▶

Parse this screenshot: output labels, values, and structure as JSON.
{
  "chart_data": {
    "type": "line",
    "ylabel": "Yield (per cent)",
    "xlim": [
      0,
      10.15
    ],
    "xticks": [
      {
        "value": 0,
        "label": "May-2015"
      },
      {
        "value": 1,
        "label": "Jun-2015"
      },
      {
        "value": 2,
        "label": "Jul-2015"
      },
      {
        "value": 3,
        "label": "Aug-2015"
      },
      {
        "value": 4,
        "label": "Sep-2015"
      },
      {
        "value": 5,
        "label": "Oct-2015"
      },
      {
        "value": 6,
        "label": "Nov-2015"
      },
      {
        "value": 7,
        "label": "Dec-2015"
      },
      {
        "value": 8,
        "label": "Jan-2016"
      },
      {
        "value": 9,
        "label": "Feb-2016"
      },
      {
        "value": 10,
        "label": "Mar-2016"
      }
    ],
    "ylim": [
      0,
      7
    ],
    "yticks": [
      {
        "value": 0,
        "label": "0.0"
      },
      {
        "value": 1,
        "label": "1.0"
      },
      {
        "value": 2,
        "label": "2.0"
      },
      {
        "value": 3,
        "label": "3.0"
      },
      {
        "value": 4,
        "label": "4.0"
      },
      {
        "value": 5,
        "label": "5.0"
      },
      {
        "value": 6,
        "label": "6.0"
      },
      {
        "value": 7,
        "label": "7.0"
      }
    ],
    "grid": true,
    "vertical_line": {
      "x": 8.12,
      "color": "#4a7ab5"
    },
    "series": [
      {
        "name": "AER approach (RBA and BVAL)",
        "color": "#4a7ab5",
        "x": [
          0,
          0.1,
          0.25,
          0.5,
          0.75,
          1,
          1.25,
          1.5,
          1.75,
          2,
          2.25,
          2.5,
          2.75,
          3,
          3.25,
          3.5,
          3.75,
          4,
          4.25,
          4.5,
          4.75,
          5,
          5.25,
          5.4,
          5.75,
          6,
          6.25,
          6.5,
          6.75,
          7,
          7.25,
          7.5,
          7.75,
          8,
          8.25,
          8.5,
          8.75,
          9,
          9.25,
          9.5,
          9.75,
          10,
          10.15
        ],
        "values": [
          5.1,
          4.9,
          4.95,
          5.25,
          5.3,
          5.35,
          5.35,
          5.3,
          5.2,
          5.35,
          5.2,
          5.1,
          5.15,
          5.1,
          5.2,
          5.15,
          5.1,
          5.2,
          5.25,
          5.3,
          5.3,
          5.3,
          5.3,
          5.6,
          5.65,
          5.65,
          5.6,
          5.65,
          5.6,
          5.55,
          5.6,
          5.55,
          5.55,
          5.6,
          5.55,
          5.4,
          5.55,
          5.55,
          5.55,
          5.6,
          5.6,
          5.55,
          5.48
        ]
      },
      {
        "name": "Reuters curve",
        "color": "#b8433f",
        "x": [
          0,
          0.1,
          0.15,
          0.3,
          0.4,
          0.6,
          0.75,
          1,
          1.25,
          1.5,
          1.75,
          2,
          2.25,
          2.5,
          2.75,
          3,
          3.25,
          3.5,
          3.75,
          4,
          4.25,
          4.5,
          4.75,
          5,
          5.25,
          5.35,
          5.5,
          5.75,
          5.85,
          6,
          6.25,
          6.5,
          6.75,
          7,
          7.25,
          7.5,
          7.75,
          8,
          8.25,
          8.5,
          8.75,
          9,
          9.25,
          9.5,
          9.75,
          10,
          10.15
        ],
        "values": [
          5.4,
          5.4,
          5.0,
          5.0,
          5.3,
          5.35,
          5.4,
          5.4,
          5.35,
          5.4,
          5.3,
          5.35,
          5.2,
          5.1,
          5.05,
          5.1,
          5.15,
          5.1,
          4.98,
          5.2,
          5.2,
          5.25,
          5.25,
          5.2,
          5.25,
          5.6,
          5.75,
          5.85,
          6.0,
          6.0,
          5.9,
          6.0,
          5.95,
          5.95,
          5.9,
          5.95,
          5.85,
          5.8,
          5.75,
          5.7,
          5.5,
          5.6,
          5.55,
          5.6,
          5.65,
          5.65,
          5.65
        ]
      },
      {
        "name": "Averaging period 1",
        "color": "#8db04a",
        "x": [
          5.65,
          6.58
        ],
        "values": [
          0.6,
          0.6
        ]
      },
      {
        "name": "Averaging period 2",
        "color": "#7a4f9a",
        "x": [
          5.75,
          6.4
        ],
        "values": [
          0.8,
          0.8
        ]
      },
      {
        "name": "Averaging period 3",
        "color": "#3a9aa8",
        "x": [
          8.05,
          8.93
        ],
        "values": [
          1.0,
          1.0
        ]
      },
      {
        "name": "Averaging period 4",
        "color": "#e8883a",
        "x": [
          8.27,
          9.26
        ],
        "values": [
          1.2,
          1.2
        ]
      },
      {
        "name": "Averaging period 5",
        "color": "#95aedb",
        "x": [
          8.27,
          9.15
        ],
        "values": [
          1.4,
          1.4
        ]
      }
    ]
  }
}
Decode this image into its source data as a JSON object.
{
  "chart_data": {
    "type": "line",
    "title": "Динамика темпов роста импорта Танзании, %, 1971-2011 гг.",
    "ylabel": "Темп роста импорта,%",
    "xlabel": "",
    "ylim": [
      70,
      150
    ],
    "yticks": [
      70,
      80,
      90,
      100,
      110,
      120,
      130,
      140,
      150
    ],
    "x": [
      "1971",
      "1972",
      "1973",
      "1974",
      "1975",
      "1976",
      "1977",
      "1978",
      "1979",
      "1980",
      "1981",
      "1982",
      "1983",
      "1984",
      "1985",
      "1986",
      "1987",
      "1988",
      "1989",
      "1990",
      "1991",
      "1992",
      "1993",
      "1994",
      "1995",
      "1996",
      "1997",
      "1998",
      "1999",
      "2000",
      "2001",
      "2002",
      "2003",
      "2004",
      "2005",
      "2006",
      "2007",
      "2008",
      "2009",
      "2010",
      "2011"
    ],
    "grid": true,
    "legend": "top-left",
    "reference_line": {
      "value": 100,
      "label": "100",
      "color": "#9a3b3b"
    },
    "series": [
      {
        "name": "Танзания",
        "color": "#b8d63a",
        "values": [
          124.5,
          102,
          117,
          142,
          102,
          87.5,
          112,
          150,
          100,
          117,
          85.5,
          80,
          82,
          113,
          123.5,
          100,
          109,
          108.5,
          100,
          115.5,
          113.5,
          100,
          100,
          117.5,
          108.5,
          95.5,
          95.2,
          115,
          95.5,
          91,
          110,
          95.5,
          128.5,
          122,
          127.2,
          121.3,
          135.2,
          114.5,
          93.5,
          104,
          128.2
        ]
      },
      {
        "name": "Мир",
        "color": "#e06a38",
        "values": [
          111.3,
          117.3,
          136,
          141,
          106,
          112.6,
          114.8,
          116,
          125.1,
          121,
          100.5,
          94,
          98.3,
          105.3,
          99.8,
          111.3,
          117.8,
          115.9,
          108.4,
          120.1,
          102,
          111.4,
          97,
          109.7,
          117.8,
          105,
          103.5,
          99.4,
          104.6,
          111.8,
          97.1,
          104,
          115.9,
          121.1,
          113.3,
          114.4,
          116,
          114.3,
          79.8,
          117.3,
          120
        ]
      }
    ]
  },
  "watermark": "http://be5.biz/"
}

◀

| WORK TO COMPLETE |
Please restate the data word for word, every record included.

| RESPONSE |
Parse this screenshot: output labels, values, and structure as JSON.
{
  "chart_data": {
    "type": "line",
    "ylabel": "Yield (per cent)",
    "xlim": [
      0,
      10.15
    ],
    "xticks": [
      {
        "value": 0,
        "label": "May-2015"
      },
      {
        "value": 1,
        "label": "Jun-2015"
      },
      {
        "value": 2,
        "label": "Jul-2015"
      },
      {
        "value": 3,
        "label": "Aug-2015"
      },
      {
        "value": 4,
        "label": "Sep-2015"
      },
      {
        "value": 5,
        "label": "Oct-2015"
      },
      {
        "value": 6,
        "label": "Nov-2015"
      },
      {
        "value": 7,
        "label": "Dec-2015"
      },
      {
        "value": 8,
        "label": "Jan-2016"
      },
      {
        "value": 9,
        "label": "Feb-2016"
      },
      {
        "value": 10,
        "label": "Mar-2016"
      }
    ],
    "ylim": [
      0,
      7
    ],
    "yticks": [
      {
        "value": 0,
        "label": "0.0"
      },
      {
        "value": 1,
        "label": "1.0"
      },
      {
        "value": 2,
        "label": "2.0"
      },
      {
        "value": 3,
        "label": "3.0"
      },
      {
        "value": 4,
        "label": "4.0"
      },
      {
        "value": 5,
        "label": "5.0"
      },
      {
        "value": 6,
        "label": "6.0"
      },
      {
        "value": 7,
        "label": "7.0"
      }
    ],
    "grid": true,
    "vertical_line": {
      "x": 8.12,
      "color": "#4a7ab5"
    },
    "series": [
      {
        "name": "AER approach (RBA and BVAL)",
        "color": "#4a7ab5",
        "x": [
          0,
          0.1,
          0.25,
          0.5,
          0.75,
          1,
          1.25,
          1.5,
          1.75,
          2,
          2.25,
          2.5,
          2.75,
          3,
          3.25,
          3.5,
          3.75,
          4,
          4.25,
          4.5,
          4.75,
          5,
          5.25,
          5.4,
          5.75,
          6,
          6.25,
          6.5,
          6.75,
          7,
          7.25,
          7.5,
          7.75,
          8,
          8.25,
          8.5,
          8.75,
          9,
          9.25,
          9.5,
          9.75,
          10,
          10.15
        ],
        "values": [
          5.1,
          4.9,
          4.95,
          5.25,
          5.3,
          5.35,
          5.35,
          5.3,
          5.2,
          5.35,
          5.2,
          5.1,
          5.15,
          5.1,
          5.2,
          5.15,
          5.1,
          5.2,
          5.25,
          5.3,
          5.3,
          5.3,
          5.3,
          5.6,
          5.65,
          5.65,
          5.6,
          5.65,
          5.6,
          5.55,
          5.6,
          5.55,
          5.55,
          5.6,
          5.55,
          5.4,
          5.55,
          5.55,
          5.55,
          5.6,
          5.6,
          5.55,
          5.48
        ]
      },
      {
        "name": "Reuters curve",
        "color": "#b8433f",
        "x": [
          0,
          0.1,
          0.15,
          0.3,
          0.4,
          0.6,
          0.75,
          1,
          1.25,
          1.5,
          1.75,
          2,
          2.25,
          2.5,
          2.75,
          3,
          3.25,
          3.5,
          3.75,
          4,
          4.25,
          4.5,
          4.75,
          5,
          5.25,
          5.35,
          5.5,
          5.75,
          5.85,
          6,
          6.25,
          6.5,
          6.75,
          7,
          7.25,
          7.5,
          7.75,
          8,
          8.25,
          8.5,
          8.75,
          9,
          9.25,
          9.5,
          9.75,
          10,
          10.15
        ],
        "values": [
          5.4,
          5.4,
          5.0,
          5.0,
          5.3,
          5.35,
          5.4,
          5.4,
          5.35,
          5.4,
          5.3,
          5.35,
          5.2,
          5.1,
          5.05,
          5.1,
          5.15,
          5.1,
          4.98,
          5.2,
          5.2,
          5.25,
          5.25,
          5.2,
          5.25,
          5.6,
          5.75,
          5.85,
          6.0,
          6.0,
          5.9,
          6.0,
          5.95,
          5.95,
          5.9,
          5.95,
          5.85,
          5.8,
          5.75,
          5.7,
          5.5,
          5.6,
          5.55,
          5.6,
          5.65,
          5.65,
          5.65
        ]
      },
      {
        "name": "Averaging period 1",
        "color": "#8db04a",
        "x": [
          5.65,
          6.58
        ],
        "values": [
          0.6,
          0.6
        ]
      },
      {
        "name": "Averaging period 2",
        "color": "#7a4f9a",
        "x": [
          5.75,
          6.4
        ],
        "values": [
          0.8,
          0.8
        ]
      },
      {
        "name": "Averaging period 3",
        "color": "#3a9aa8",
        "x": [
          8.05,
          8.93
        ],
        "values": [
          1.0,
          1.0
        ]
      },
      {
        "name": "Averaging period 4",
        "color": "#e8883a",
        "x": [
          8.27,
          9.26
        ],
        "values": [
          1.2,
          1.2
        ]
      },
      {
        "name": "Averaging period 5",
        "color": "#95aedb",
        "x": [
          8.27,
          9.15
        ],
        "values": [
          1.4,
          1.4
        ]
      }
    ]
  }
}
Decode this image into its source data as a JSON object.
{
  "chart_data": {
    "type": "line",
    "title": "Динамика темпов роста импорта Танзании, %, 1971-2011 гг.",
    "ylabel": "Темп роста импорта,%",
    "xlabel": "",
    "ylim": [
      70,
      150
    ],
    "yticks": [
      70,
      80,
      90,
      100,
      110,
      120,
      130,
      140,
      150
    ],
    "x": [
      "1971",
      "1972",
      "1973",
      "1974",
      "1975",
      "1976",
      "1977",
      "1978",
      "1979",
      "1980",
      "1981",
      "1982",
      "1983",
      "1984",
      "1985",
      "1986",
      "1987",
      "1988",
      "1989",
      "1990",
      "1991",
      "1992",
      "1993",
      "1994",
      "1995",
      "1996",
      "1997",
      "1998",
      "1999",
      "2000",
      "2001",
      "2002",
      "2003",
      "2004",
      "2005",
      "2006",
      "2007",
      "2008",
      "2009",
      "2010",
      "2011"
    ],
    "grid": true,
    "legend": "top-left",
    "reference_line": {
      "value": 100,
      "label": "100",
      "color": "#9a3b3b"
    },
    "series": [
      {
        "name": "Танзания",
        "color": "#b8d63a",
        "values": [
          124.5,
          102,
          117,
          142,
          102,
          87.5,
          112,
          150,
          100,
          117,
          85.5,
          80,
          82,
          113,
          123.5,
          100,
          109,
          108.5,
          100,
          115.5,
          113.5,
          100,
          100,
          117.5,
          108.5,
          95.5,
          95.2,
          115,
          95.5,
          91,
          110,
          95.5,
          128.5,
          122,
          127.2,
          121.3,
          135.2,
          114.5,
          93.5,
          104,
          128.2
        ]
      },
      {
        "name": "Мир",
        "color": "#e06a38",
        "values": [
          111.3,
          117.3,
          136,
          141,
          106,
          112.6,
          114.8,
          116,
          125.1,
          121,
          100.5,
          94,
          98.3,
          105.3,
          99.8,
          111.3,
          117.8,
          115.9,
          108.4,
          120.1,
          102,
          111.4,
          97,
          109.7,
          117.8,
          105,
          103.5,
          99.4,
          104.6,
          111.8,
          97.1,
          104,
          115.9,
          121.1,
          113.3,
          114.4,
          116,
          114.3,
          79.8,
          117.3,
          120
        ]
      }
    ]
  },
  "watermark": "http://be5.biz/"
}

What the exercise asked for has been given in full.